---- DATA FOR PROCESSING
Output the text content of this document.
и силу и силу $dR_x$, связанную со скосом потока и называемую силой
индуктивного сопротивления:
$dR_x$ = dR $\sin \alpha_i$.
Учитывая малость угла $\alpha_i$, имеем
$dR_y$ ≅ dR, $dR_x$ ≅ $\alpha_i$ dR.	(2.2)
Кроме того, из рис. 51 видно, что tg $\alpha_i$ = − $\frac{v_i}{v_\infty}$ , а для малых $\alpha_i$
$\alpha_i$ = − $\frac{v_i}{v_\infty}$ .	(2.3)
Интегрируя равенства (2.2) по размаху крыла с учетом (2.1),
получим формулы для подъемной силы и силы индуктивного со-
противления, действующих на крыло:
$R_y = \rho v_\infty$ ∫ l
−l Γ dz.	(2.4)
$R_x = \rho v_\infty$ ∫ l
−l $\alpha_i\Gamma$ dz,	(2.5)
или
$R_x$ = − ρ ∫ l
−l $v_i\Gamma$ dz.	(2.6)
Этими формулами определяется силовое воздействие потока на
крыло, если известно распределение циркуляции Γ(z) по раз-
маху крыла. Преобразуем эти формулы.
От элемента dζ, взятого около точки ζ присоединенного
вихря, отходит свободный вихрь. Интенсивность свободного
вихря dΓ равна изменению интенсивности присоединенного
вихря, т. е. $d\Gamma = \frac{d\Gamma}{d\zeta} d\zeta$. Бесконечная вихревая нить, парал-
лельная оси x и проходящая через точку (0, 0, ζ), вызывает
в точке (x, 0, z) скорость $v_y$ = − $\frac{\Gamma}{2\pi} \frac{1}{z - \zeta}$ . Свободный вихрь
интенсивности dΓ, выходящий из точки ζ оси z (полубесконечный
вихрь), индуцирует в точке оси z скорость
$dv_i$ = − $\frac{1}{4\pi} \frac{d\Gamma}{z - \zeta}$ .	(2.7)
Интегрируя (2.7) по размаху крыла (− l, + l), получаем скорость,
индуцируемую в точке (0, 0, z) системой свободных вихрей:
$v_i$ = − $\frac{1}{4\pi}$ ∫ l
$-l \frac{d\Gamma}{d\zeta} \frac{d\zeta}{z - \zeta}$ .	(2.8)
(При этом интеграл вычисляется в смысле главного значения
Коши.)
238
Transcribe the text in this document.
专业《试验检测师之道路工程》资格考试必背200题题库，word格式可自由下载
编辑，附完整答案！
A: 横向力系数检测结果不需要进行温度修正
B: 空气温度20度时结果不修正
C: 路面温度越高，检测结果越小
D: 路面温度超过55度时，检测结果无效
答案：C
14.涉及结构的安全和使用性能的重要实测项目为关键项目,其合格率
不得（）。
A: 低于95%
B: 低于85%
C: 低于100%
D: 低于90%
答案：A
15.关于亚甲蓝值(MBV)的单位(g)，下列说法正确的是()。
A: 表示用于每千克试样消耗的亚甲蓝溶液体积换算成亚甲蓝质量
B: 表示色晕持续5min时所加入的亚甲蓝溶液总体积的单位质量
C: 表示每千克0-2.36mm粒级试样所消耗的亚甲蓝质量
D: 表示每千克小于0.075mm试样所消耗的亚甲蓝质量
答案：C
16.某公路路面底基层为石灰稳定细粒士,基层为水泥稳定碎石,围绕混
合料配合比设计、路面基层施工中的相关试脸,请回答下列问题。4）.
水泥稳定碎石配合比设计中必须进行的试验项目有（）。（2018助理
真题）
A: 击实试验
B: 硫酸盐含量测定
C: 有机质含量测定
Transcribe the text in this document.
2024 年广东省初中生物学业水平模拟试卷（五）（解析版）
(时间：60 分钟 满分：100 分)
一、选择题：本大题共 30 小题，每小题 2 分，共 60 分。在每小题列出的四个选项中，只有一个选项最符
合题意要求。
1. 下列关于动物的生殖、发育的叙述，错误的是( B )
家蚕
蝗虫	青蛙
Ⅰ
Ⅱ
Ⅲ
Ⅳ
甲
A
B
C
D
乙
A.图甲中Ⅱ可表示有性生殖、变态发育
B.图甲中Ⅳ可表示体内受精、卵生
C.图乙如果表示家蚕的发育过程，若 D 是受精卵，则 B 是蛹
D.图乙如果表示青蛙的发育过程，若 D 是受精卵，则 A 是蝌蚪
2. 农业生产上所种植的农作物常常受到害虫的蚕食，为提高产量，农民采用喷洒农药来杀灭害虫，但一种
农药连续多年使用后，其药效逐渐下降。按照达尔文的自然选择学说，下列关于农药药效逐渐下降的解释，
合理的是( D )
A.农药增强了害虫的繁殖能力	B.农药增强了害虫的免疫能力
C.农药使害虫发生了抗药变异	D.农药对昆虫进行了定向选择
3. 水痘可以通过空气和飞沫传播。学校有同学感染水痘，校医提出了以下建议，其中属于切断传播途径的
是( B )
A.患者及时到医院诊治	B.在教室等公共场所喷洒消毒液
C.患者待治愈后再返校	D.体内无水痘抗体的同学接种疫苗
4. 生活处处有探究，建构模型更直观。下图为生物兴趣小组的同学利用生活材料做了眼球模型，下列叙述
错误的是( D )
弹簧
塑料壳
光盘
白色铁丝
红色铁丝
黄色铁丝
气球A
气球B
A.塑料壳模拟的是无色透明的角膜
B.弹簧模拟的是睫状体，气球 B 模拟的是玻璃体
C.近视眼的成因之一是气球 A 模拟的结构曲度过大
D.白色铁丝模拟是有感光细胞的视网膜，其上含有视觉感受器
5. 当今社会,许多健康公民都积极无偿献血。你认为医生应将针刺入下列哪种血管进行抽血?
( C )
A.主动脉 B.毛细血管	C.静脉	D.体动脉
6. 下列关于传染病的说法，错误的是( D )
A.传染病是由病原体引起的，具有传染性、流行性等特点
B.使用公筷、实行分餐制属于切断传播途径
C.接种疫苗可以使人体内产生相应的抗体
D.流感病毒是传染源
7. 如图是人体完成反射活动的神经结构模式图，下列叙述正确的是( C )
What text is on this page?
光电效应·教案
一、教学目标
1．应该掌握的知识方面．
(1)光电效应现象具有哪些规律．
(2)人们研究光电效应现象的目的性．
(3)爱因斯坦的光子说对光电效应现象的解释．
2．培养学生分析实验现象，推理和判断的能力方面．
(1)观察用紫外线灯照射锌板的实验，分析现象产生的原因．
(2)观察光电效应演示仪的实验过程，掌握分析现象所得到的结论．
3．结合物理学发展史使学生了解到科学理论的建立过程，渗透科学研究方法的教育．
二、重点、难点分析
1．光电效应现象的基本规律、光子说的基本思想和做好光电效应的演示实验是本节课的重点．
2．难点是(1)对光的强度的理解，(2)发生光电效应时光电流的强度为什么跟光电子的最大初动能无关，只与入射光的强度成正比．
--------
■ DIRECTIVE ■
Copy each line above that contains the string "размаху".

■ ANSWER TO THE TASK ■
Интегрируя равенства (2.2) по размаху крыла с учетом (2.1),
Интегрируя (2.7) по размаху крыла (− l, + l), получаем скорость,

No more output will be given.